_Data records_
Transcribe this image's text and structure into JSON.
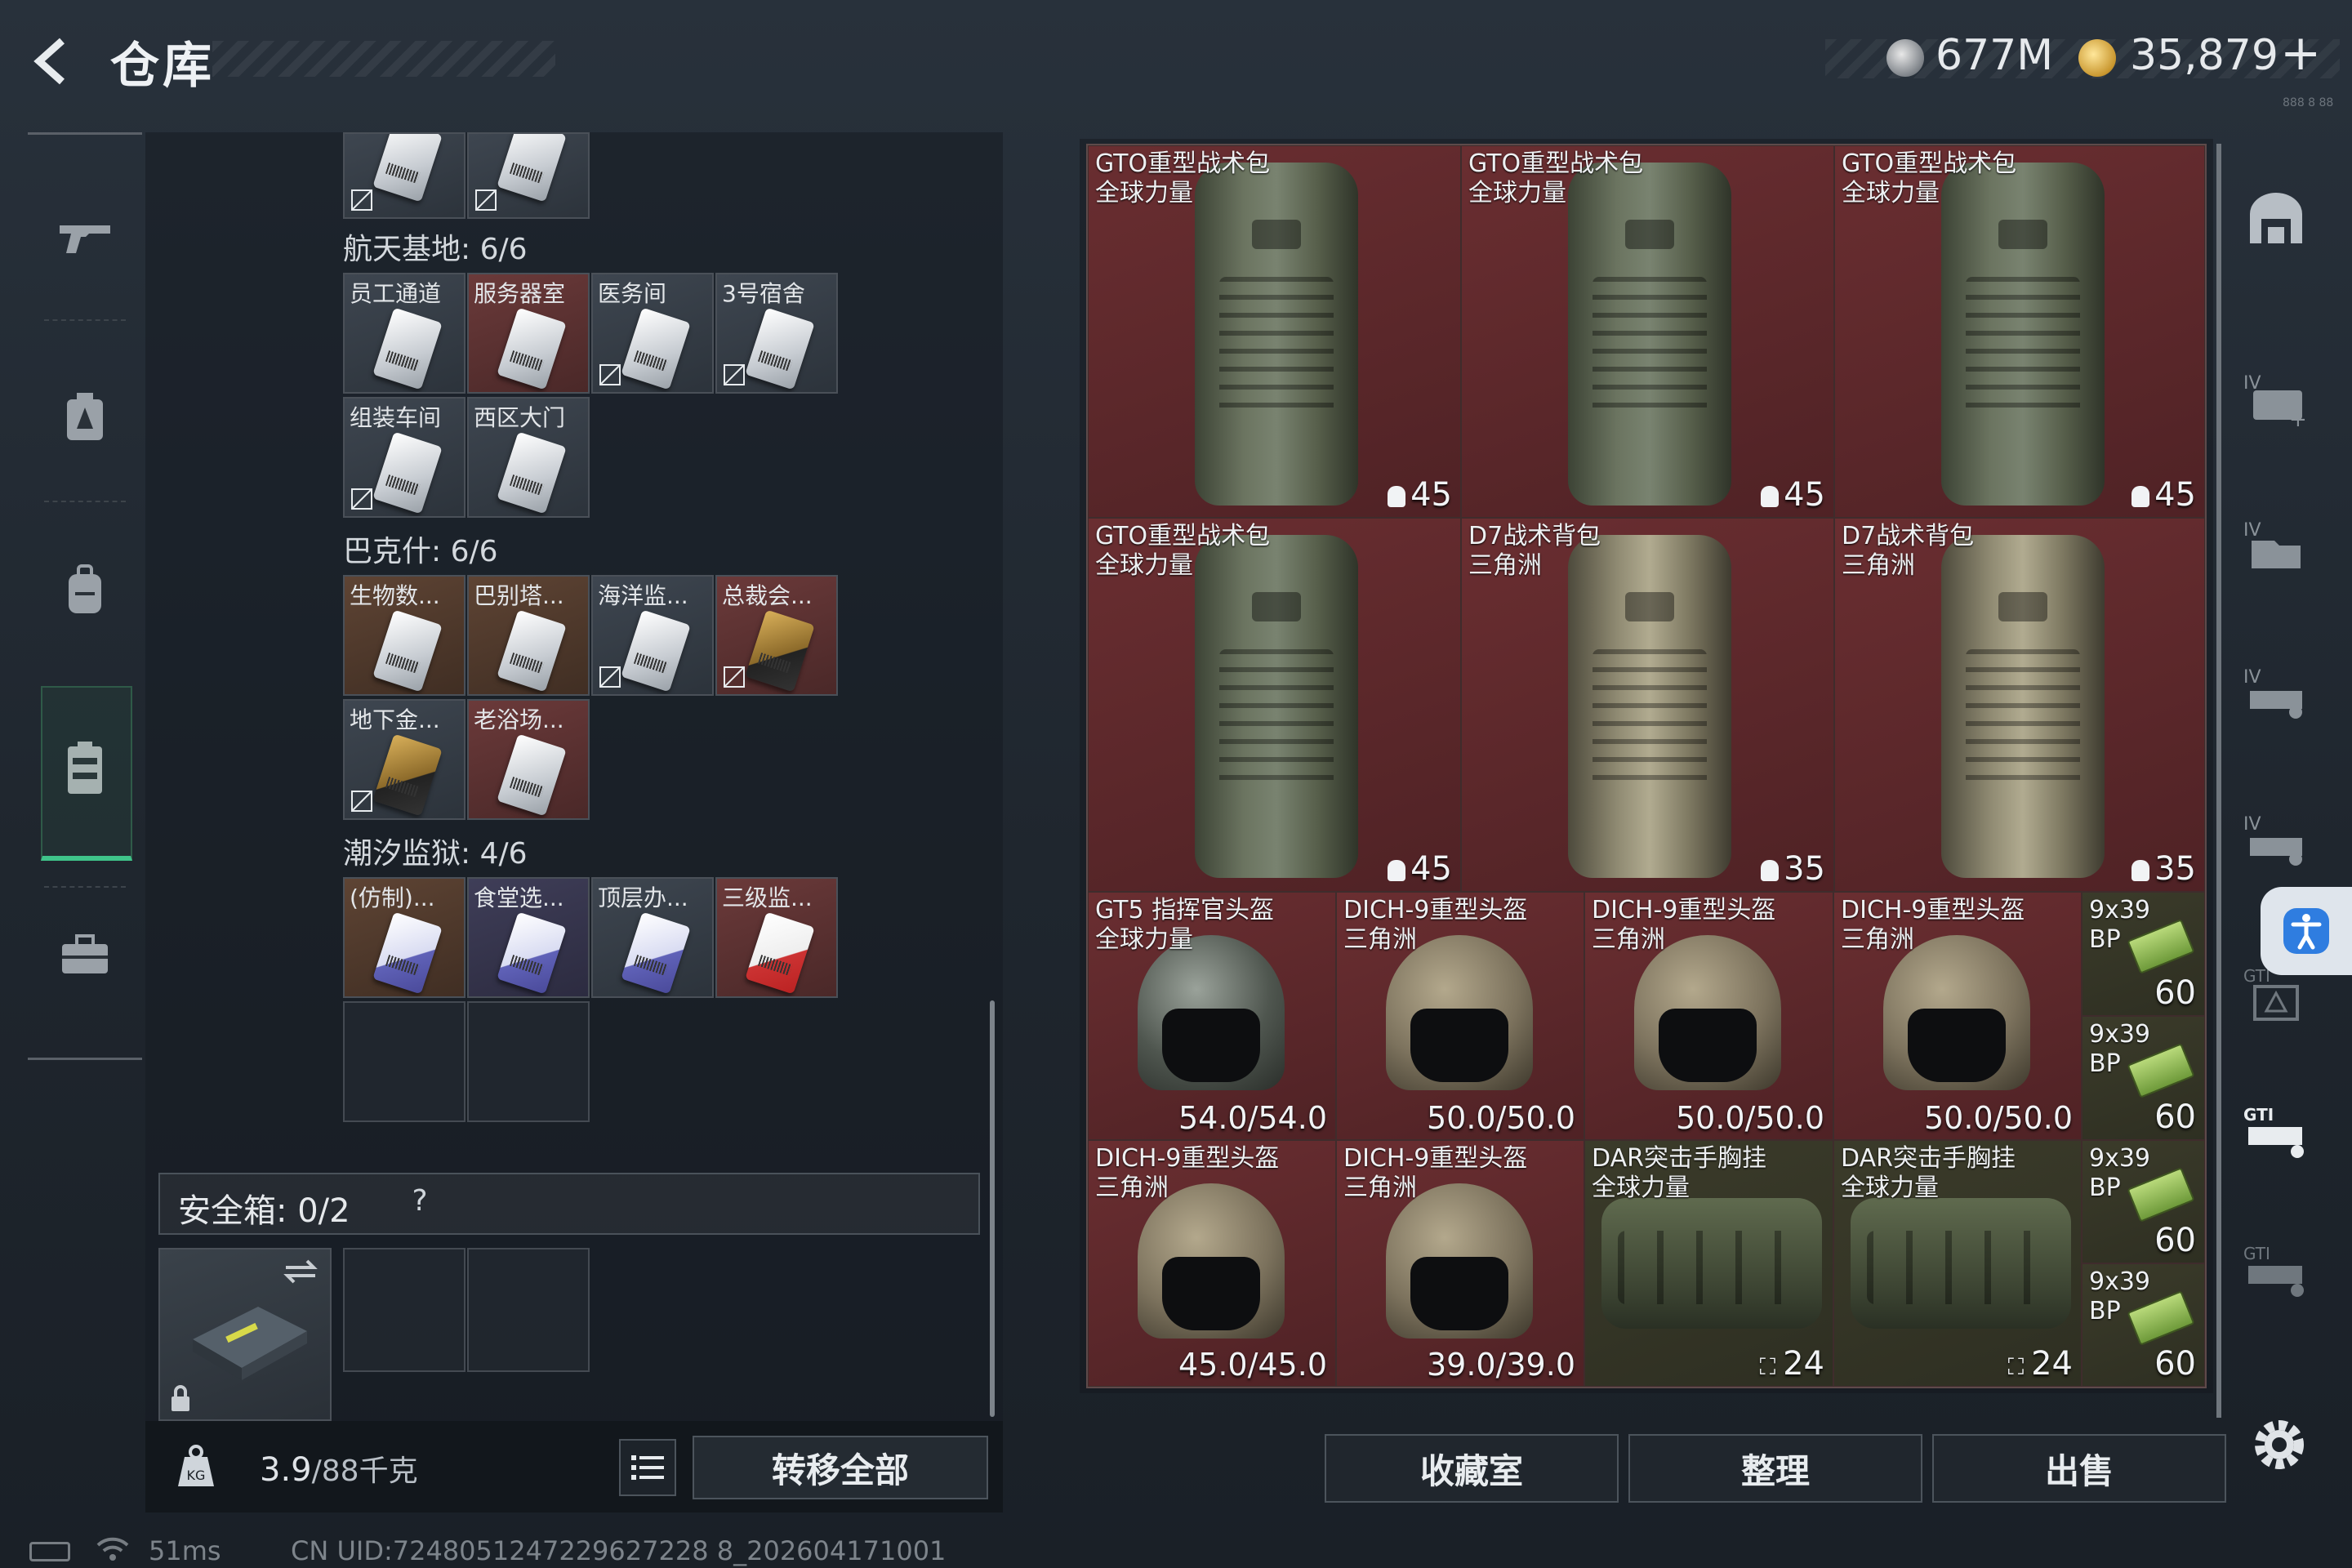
{
  "header": {
    "title": "仓库",
    "currency1": "677M",
    "currency2": "35,879",
    "add_label": "+",
    "tiny_text": "888 8 88"
  },
  "left_nav": {
    "items": [
      "weapon-icon",
      "armor-icon",
      "backpack-icon",
      "keycard-icon",
      "case-icon"
    ],
    "active": "keycard-icon"
  },
  "sections": [
    {
      "label": "航天基地: 6/6",
      "slots": [
        {
          "name": "员工通道",
          "color": "gray"
        },
        {
          "name": "服务器室",
          "color": "red"
        },
        {
          "name": "医务间",
          "color": "gray"
        },
        {
          "name": "3号宿舍",
          "color": "gray"
        },
        {
          "name": "组装车间",
          "color": "gray"
        },
        {
          "name": "西区大门",
          "color": "gray"
        }
      ]
    },
    {
      "label": "巴克什: 6/6",
      "slots": [
        {
          "name": "生物数...",
          "color": "brown"
        },
        {
          "name": "巴别塔...",
          "color": "brown"
        },
        {
          "name": "海洋监...",
          "color": "gray"
        },
        {
          "name": "总裁会...",
          "color": "red"
        },
        {
          "name": "地下金...",
          "color": "gray"
        },
        {
          "name": "老浴场...",
          "color": "red"
        }
      ]
    },
    {
      "label": "潮汐监狱: 4/6",
      "slots": [
        {
          "name": "(仿制)...",
          "color": "brown"
        },
        {
          "name": "食堂选...",
          "color": "purple"
        },
        {
          "name": "顶层办...",
          "color": "gray"
        },
        {
          "name": "三级监...",
          "color": "red"
        }
      ]
    }
  ],
  "safebox": {
    "label": "安全箱: 0/2",
    "help": "?"
  },
  "weight": {
    "current": "3.9",
    "limit": "/88千克",
    "icon": "KG"
  },
  "buttons": {
    "transfer_all": "转移全部",
    "collection": "收藏室",
    "arrange": "整理",
    "sell": "出售"
  },
  "grid_items": [
    {
      "name": "GTO重型战术包\n全球力量",
      "value": "45",
      "type": "backpack"
    },
    {
      "name": "GTO重型战术包\n全球力量",
      "value": "45",
      "type": "backpack"
    },
    {
      "name": "GTO重型战术包\n全球力量",
      "value": "45",
      "type": "backpack"
    },
    {
      "name": "GTO重型战术包\n全球力量",
      "value": "45",
      "type": "backpack"
    },
    {
      "name": "D7战术背包\n三角洲",
      "value": "35",
      "type": "backpack-tan"
    },
    {
      "name": "D7战术背包\n三角洲",
      "value": "35",
      "type": "backpack-tan"
    },
    {
      "name": "GT5 指挥官头盔\n全球力量",
      "value": "54.0/54.0",
      "type": "helmet-gt5"
    },
    {
      "name": "DICH-9重型头盔\n三角洲",
      "value": "50.0/50.0",
      "type": "helmet"
    },
    {
      "name": "DICH-9重型头盔\n三角洲",
      "value": "50.0/50.0",
      "type": "helmet"
    },
    {
      "name": "DICH-9重型头盔\n三角洲",
      "value": "50.0/50.0",
      "type": "helmet"
    },
    {
      "name": "DICH-9重型头盔\n三角洲",
      "value": "45.0/45.0",
      "type": "helmet"
    },
    {
      "name": "DICH-9重型头盔\n三角洲",
      "value": "39.0/39.0",
      "type": "helmet"
    },
    {
      "name": "DAR突击手胸挂\n全球力量",
      "value": "24",
      "type": "vest"
    },
    {
      "name": "DAR突击手胸挂\n全球力量",
      "value": "24",
      "type": "vest"
    },
    {
      "name": "9x39\nBP",
      "value": "60",
      "type": "ammo"
    },
    {
      "name": "9x39\nBP",
      "value": "60",
      "type": "ammo"
    },
    {
      "name": "9x39\nBP",
      "value": "60",
      "type": "ammo"
    },
    {
      "name": "9x39\nBP",
      "value": "60",
      "type": "ammo"
    }
  ],
  "right_nav": {
    "items": [
      "warehouse-icon",
      "IV",
      "IV",
      "IV",
      "IV",
      "GTI",
      "GTI",
      "GTI"
    ]
  },
  "status": {
    "ping": "51ms",
    "uid": "CN UID:7248051247229627228 8_202604171001"
  }
}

_Exercise_
Pull out each line of the listing that holds the string "icon".

_Worked answer_
      "weapon-icon",
      "armor-icon",
      "backpack-icon",
      "keycard-icon",
      "case-icon"
    "active": "keycard-icon"
    "icon": "KG"
      "warehouse-icon",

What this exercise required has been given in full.